### TASK DATA
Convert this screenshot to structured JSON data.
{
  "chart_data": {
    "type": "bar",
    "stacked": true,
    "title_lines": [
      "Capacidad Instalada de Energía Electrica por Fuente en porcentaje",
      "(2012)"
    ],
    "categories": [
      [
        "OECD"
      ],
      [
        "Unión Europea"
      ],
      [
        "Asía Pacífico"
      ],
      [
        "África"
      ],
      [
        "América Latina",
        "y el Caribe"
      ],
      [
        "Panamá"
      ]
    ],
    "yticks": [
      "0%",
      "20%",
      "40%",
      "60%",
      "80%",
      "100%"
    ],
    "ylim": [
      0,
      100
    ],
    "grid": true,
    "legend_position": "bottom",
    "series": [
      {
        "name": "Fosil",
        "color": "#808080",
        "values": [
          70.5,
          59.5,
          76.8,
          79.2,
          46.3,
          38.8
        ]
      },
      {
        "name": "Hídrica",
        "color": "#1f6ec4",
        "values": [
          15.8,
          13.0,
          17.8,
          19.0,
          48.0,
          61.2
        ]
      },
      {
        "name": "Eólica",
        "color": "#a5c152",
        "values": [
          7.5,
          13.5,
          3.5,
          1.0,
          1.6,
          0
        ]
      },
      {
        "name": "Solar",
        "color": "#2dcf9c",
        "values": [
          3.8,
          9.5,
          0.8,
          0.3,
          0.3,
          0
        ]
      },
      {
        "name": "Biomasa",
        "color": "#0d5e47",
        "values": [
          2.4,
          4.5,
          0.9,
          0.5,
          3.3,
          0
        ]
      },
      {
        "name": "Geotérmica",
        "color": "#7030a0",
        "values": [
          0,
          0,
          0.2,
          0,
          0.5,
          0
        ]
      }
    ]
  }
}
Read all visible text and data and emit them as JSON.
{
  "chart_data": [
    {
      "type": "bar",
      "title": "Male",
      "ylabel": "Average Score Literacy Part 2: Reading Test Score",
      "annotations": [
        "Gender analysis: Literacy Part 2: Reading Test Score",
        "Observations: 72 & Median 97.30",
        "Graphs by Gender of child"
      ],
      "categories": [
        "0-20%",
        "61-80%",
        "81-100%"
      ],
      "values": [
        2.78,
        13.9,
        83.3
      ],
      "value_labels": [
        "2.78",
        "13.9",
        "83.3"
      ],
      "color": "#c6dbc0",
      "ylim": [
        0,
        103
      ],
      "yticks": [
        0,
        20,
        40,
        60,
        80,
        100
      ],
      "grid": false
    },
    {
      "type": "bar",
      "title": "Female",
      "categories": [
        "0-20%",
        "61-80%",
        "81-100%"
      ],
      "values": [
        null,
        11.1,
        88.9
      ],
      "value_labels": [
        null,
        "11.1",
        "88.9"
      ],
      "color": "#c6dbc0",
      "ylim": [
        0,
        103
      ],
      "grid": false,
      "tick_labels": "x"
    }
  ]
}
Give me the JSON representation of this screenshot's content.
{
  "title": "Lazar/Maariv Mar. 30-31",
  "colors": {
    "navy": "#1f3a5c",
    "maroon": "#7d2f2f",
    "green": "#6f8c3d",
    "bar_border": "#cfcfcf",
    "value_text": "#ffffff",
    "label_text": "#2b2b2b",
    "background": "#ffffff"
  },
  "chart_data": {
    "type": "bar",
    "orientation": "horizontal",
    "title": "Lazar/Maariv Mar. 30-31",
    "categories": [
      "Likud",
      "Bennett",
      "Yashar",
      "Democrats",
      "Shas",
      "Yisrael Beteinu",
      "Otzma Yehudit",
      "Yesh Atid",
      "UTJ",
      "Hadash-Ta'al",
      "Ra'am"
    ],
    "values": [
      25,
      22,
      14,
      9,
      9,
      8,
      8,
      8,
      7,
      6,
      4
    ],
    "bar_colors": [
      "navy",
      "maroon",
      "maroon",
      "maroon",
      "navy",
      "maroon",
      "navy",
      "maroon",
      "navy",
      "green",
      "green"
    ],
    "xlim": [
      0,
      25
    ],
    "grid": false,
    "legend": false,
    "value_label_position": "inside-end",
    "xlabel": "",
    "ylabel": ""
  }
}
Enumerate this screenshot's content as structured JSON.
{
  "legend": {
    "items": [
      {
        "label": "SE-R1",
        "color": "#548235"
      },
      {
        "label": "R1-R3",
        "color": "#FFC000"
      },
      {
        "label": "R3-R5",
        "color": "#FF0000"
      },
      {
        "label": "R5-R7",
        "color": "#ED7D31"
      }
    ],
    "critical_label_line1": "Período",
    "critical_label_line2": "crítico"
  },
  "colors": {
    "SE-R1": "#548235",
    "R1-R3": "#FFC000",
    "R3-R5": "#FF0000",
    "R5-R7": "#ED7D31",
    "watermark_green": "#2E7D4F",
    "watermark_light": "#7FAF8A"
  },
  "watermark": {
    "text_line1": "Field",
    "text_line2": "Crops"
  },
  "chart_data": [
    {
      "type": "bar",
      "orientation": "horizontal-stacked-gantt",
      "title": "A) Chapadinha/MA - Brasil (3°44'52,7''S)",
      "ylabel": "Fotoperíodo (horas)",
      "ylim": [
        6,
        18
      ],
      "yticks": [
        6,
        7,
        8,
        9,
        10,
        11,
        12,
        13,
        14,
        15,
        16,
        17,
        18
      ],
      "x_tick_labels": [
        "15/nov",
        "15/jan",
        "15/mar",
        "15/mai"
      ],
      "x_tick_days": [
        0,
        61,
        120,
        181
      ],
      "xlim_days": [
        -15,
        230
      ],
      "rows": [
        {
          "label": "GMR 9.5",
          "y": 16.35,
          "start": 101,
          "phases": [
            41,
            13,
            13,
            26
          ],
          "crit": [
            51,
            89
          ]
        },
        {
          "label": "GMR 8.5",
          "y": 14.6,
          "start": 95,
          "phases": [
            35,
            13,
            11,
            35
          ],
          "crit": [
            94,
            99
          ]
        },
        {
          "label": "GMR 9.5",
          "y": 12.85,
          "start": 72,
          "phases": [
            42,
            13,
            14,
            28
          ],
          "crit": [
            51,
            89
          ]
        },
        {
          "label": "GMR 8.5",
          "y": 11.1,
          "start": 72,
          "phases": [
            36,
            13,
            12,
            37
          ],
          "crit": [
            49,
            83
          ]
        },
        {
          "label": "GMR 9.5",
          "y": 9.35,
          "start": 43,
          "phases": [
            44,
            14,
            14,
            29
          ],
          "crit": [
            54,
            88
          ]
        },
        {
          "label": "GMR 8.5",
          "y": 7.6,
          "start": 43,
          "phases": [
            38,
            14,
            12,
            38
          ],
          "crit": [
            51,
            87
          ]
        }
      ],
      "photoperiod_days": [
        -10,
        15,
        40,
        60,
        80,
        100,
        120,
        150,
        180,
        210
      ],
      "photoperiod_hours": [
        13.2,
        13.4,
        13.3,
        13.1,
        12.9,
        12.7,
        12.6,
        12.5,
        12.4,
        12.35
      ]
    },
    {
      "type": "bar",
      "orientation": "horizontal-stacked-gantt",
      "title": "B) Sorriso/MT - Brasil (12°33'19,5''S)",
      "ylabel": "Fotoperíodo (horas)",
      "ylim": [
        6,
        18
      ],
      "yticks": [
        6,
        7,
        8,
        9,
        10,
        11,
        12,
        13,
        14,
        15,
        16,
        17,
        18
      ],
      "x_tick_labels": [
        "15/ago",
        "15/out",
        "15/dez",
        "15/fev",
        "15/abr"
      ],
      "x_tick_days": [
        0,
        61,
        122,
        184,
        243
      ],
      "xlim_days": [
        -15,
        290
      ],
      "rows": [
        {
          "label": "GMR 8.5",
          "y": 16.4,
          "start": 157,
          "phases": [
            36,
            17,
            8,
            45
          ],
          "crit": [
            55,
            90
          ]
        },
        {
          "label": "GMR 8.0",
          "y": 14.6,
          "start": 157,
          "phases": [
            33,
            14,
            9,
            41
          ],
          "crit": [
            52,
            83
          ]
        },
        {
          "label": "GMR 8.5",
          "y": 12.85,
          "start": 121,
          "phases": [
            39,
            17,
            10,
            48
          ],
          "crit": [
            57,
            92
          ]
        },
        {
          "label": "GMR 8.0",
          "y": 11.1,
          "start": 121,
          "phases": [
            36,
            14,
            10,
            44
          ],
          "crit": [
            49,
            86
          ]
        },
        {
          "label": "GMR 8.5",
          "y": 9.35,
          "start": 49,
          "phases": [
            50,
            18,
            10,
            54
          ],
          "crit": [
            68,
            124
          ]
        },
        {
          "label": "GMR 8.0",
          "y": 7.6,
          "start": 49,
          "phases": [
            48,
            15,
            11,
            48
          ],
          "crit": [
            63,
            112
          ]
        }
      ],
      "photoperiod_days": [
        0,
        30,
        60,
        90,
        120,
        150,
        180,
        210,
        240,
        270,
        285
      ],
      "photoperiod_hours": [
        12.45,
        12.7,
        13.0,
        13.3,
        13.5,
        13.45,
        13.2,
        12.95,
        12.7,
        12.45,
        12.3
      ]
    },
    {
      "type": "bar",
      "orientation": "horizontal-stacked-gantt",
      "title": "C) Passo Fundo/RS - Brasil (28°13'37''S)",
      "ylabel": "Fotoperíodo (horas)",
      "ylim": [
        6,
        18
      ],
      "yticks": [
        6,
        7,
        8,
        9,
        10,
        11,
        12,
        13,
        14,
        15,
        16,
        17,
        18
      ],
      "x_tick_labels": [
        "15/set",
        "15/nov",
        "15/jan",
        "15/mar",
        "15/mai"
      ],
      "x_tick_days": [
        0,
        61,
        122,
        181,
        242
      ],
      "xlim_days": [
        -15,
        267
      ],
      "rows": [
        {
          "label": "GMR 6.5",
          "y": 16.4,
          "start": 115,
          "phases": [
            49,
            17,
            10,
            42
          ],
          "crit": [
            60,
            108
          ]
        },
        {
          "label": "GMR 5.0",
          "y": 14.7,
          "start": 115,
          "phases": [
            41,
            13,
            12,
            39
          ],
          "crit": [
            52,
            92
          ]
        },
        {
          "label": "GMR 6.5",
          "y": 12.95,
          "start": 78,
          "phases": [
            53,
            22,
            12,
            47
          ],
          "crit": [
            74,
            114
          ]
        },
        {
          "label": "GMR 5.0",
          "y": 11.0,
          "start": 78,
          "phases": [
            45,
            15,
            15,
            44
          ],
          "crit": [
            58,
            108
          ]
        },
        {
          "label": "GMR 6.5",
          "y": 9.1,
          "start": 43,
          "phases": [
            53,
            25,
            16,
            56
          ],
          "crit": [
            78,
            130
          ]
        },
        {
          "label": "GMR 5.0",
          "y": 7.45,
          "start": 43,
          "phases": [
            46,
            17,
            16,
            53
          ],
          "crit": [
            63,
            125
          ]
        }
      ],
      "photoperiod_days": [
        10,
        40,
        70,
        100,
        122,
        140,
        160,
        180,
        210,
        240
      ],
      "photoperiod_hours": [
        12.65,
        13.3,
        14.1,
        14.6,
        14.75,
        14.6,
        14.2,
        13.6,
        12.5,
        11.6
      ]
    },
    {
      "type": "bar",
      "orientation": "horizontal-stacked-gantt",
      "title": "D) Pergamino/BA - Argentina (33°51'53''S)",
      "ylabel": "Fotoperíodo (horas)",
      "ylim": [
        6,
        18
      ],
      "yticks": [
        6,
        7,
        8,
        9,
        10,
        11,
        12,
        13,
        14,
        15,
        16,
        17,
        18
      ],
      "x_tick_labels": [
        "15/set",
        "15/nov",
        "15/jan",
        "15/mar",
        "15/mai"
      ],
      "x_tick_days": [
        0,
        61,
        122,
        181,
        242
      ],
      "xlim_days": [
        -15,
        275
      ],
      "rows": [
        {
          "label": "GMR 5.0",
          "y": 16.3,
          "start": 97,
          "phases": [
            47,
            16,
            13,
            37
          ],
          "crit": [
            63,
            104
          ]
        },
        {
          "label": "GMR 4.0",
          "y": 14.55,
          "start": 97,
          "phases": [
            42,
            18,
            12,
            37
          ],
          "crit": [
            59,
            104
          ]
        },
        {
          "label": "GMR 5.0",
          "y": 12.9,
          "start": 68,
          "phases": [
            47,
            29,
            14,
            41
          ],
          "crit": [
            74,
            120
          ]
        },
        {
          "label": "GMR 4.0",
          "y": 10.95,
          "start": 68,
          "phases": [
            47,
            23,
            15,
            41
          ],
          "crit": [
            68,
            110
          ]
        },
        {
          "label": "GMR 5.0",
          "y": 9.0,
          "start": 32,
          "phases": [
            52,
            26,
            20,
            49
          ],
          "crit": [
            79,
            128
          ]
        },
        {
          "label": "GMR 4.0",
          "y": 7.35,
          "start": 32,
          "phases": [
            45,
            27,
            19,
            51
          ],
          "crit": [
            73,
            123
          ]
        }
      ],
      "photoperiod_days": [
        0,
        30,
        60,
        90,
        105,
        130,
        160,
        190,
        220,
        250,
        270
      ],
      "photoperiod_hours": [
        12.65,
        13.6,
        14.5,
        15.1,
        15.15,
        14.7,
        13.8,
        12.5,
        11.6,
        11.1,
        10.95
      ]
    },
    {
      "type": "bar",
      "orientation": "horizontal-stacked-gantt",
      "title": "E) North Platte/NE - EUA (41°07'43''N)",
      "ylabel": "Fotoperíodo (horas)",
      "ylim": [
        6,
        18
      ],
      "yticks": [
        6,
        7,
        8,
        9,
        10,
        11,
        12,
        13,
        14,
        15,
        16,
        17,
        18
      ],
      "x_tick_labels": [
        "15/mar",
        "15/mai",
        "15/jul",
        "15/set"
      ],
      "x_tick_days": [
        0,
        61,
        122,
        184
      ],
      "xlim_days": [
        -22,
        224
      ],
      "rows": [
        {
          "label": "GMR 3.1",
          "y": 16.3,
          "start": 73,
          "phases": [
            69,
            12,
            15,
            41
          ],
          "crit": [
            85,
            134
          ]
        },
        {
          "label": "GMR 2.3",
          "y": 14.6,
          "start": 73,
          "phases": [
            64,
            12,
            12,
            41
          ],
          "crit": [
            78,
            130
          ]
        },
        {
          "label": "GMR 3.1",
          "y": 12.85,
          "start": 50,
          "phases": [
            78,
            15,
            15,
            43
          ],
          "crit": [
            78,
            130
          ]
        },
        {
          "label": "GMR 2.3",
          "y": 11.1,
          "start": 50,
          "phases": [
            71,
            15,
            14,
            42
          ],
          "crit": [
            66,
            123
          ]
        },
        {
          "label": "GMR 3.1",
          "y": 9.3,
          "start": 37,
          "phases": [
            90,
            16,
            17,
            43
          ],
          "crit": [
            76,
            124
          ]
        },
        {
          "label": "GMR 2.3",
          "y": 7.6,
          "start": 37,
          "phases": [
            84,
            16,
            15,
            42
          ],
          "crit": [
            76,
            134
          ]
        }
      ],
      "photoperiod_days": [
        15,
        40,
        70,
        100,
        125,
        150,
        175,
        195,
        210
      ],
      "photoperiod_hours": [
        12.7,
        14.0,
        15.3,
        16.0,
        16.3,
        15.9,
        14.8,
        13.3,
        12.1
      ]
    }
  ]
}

### GIVEN PROBLEM
Pull out every line of the records that includes the string "Gender".

### RESPONSE TO THIS EXERCISE
        "Gender analysis: Literacy Part 2: Reading Test Score",
        "Graphs by Gender of child"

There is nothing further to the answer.